## [TASK OBJECTIVE]
Search the data for the string "this" and gather each line it is in.
* * * * * * *
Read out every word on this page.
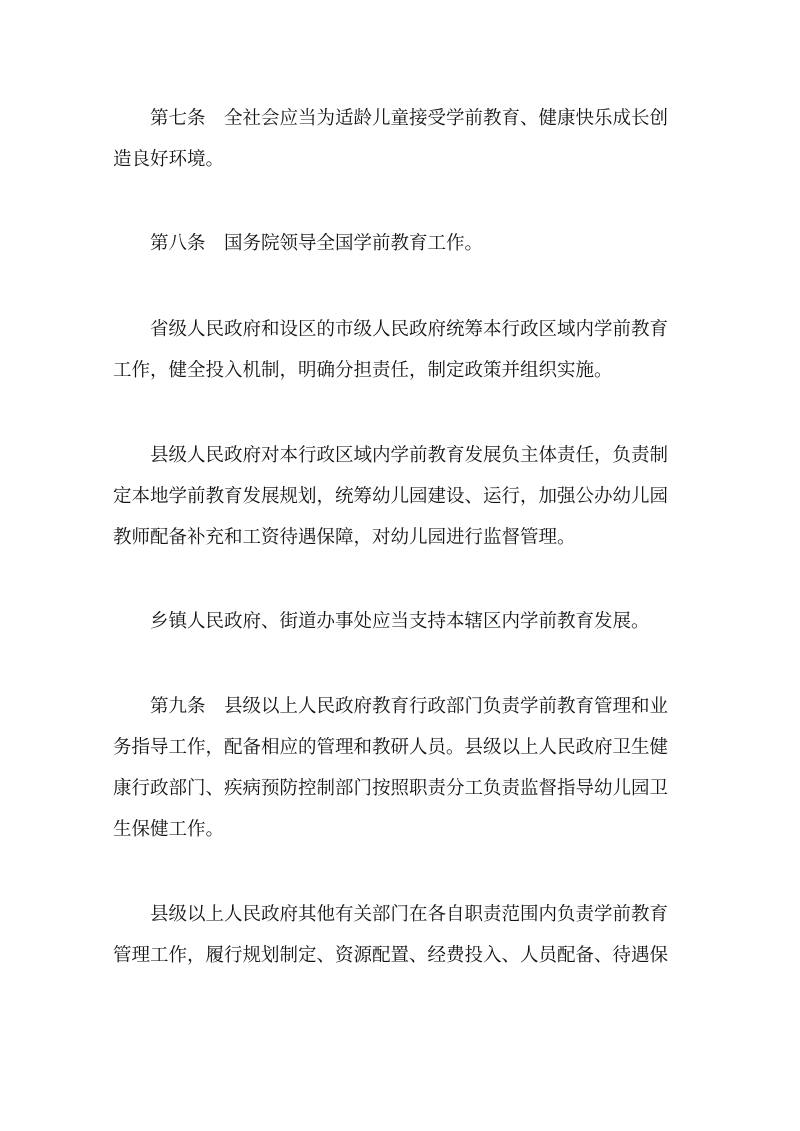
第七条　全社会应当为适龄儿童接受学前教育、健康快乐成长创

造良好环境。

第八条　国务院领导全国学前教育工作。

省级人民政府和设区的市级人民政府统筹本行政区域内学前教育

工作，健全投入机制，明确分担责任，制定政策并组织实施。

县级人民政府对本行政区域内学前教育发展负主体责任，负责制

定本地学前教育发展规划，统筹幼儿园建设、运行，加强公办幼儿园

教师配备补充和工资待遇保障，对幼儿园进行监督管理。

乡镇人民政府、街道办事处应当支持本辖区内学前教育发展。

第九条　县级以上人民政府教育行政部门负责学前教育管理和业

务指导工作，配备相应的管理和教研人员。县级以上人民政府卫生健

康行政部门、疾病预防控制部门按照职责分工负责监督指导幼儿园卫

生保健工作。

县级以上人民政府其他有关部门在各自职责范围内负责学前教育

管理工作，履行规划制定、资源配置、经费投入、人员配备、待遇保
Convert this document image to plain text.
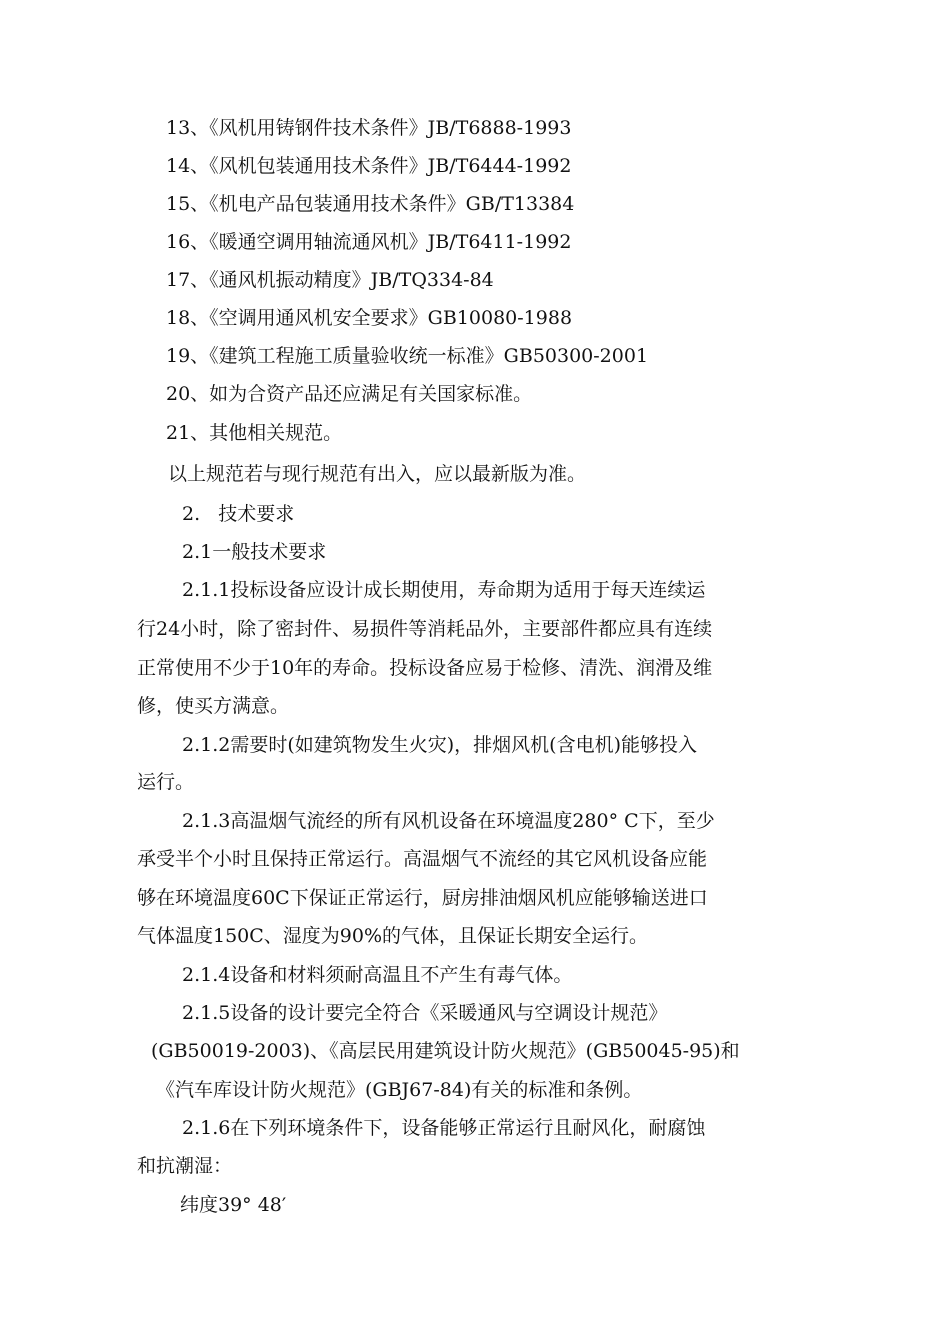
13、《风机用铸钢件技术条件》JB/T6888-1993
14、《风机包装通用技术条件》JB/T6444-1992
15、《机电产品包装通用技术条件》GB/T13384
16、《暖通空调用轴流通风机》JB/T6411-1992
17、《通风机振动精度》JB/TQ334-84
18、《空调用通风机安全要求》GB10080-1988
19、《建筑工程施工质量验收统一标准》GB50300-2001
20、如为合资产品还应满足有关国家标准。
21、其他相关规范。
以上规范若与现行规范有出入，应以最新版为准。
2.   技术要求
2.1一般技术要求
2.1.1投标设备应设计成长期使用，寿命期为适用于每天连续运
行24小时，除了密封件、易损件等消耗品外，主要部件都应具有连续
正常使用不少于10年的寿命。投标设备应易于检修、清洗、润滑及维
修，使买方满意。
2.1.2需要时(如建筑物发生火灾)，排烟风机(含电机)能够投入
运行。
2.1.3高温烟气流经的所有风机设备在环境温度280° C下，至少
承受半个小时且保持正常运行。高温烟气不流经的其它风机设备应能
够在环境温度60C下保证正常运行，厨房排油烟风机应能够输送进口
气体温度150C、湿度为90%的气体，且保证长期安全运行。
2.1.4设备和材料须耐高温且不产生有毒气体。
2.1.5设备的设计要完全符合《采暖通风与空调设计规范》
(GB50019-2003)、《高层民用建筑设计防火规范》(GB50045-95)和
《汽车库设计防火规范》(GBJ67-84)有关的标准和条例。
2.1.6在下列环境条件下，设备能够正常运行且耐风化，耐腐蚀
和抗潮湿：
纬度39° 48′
* * * * * * *
## [FULL RESPONSE]
Read out every word on this page.
Convert this document image to plain text.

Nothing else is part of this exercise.